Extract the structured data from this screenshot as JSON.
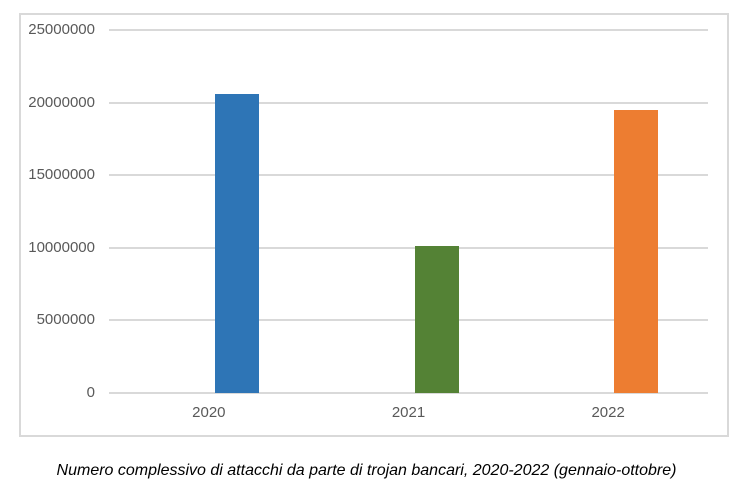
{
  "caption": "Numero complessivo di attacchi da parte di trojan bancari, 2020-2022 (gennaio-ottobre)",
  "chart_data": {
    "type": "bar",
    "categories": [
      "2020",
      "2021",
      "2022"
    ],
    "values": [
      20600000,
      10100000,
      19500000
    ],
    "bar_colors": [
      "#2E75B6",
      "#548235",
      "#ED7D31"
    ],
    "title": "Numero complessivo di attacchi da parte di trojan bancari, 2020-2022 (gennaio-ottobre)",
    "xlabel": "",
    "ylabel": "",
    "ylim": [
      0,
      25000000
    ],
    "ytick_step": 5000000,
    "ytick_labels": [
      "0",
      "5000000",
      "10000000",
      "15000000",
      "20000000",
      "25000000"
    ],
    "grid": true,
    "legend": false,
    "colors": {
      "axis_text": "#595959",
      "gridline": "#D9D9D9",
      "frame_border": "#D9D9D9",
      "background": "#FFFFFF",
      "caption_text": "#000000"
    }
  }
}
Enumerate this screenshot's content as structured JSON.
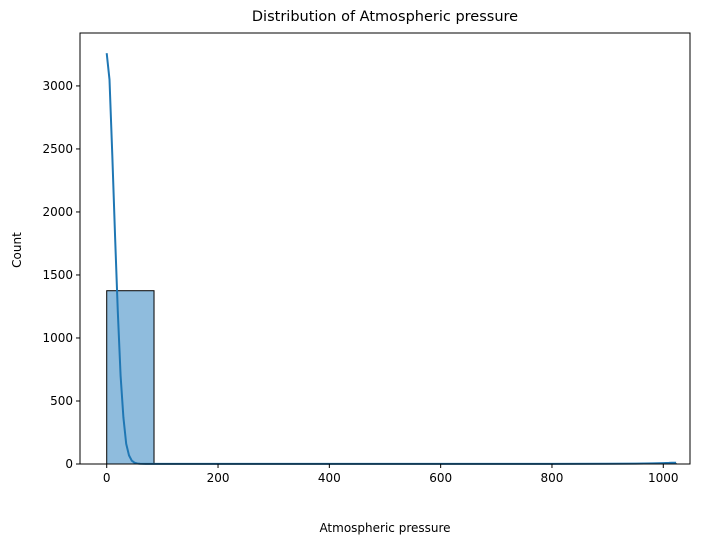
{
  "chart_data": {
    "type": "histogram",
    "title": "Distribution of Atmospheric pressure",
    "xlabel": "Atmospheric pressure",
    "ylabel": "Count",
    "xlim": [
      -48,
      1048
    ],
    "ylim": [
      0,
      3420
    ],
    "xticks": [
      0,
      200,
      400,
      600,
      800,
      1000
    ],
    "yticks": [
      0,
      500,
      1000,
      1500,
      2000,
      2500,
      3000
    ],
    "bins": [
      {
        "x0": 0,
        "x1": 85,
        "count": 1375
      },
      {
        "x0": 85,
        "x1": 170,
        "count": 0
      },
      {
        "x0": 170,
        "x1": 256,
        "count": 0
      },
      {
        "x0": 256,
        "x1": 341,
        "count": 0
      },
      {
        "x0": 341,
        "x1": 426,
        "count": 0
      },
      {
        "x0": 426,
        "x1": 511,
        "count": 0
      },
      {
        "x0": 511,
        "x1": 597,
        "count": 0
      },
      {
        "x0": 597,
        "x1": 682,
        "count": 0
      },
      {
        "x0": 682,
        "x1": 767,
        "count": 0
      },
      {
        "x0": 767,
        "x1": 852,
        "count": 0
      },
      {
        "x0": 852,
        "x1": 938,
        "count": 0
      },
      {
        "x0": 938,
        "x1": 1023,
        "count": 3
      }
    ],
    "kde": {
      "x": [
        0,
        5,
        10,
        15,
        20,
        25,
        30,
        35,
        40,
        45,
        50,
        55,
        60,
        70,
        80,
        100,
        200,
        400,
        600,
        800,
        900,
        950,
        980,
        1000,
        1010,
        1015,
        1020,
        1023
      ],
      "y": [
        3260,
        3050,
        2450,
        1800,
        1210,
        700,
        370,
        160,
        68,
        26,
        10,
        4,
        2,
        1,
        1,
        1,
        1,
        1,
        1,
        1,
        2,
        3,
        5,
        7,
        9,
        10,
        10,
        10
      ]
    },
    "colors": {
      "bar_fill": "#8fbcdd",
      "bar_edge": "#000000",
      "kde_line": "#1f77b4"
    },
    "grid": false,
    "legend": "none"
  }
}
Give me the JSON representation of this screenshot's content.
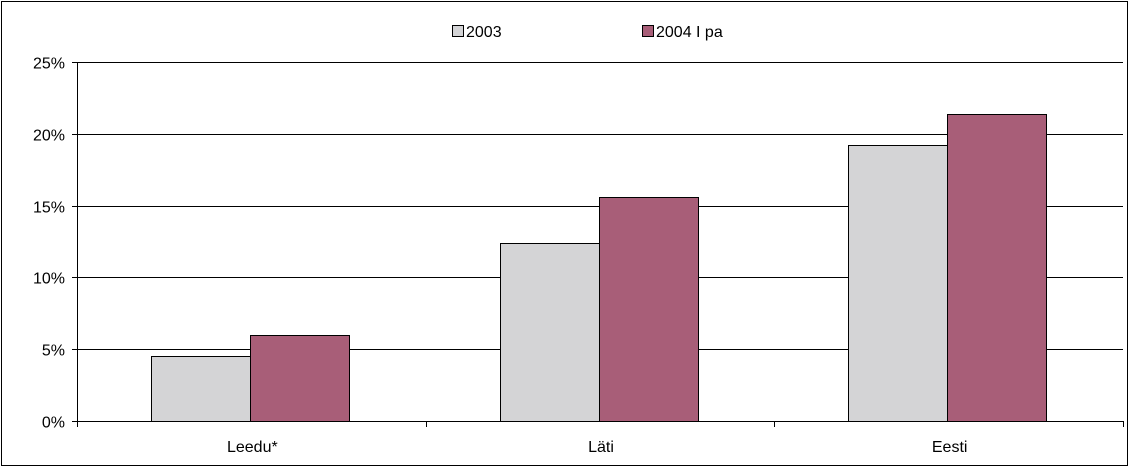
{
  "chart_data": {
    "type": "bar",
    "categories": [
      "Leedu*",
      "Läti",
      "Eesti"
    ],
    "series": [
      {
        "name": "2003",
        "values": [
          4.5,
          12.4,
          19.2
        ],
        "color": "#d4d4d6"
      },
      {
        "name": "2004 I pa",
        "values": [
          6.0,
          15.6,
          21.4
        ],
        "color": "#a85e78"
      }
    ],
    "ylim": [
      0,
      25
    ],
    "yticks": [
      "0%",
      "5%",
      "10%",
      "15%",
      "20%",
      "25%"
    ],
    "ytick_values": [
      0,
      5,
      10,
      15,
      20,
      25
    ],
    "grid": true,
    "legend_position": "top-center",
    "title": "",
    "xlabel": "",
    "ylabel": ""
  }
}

What to produce – Wherever the word "ottobre" occurs in a line of the listing, copy that line.

The completed task –
  "caption": "Numero complessivo di attacchi da parte di trojan bancari, 2020-2022 (gennaio-ottobre)",
    "title": "Numero complessivo di attacchi da parte di trojan bancari, 2020-2022 (gennaio-ottobre)",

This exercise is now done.